# [Supplied entries]
-- START --

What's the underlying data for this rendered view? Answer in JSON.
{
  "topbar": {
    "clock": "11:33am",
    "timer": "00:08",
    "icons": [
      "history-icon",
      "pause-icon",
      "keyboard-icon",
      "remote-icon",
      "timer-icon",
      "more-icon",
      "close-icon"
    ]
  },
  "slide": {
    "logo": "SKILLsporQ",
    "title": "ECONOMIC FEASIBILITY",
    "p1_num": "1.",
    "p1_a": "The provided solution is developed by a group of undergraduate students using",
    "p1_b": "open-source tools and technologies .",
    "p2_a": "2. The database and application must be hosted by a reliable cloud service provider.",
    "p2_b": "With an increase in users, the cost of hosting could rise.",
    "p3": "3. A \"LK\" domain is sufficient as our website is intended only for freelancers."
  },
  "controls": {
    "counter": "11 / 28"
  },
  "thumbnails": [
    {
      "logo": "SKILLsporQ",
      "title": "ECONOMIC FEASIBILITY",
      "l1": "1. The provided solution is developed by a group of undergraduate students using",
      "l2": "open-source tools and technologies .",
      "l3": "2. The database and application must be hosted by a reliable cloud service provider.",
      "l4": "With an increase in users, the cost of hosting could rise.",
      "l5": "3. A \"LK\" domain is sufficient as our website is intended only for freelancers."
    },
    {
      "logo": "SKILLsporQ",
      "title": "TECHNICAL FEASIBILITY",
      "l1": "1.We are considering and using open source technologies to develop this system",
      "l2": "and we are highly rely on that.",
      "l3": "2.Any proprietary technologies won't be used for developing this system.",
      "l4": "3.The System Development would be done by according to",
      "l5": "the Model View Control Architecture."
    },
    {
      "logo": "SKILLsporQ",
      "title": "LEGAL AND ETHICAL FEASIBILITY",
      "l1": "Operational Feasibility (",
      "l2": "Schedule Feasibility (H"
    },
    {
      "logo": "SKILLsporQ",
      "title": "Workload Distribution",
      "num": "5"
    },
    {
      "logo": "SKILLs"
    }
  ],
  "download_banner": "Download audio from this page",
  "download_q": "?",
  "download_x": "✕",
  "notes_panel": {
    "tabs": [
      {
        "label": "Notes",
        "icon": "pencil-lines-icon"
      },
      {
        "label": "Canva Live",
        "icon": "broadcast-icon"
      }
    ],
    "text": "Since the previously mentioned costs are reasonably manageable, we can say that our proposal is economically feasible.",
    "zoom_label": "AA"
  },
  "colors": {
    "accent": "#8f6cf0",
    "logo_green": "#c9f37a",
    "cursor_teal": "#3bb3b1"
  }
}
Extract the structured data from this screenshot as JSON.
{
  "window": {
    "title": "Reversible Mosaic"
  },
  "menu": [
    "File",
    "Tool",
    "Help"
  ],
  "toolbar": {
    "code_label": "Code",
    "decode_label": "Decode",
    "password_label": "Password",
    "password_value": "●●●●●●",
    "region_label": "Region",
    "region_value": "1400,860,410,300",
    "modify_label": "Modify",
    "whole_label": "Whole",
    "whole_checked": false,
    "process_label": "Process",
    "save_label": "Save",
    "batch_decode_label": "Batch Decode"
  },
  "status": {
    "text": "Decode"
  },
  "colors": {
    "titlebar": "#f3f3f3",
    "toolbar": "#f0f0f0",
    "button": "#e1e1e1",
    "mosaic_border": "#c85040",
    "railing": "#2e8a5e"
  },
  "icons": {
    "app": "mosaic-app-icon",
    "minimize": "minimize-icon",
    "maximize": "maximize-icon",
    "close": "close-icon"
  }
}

-- END --

# [Task instructions]
Each line that has the word "sufficient" should be copied.

# [Solution]
    "p3": "3. A \"LK\" domain is sufficient as our website is intended only for freelancers."
      "l5": "3. A \"LK\" domain is sufficient as our website is intended only for freelancers."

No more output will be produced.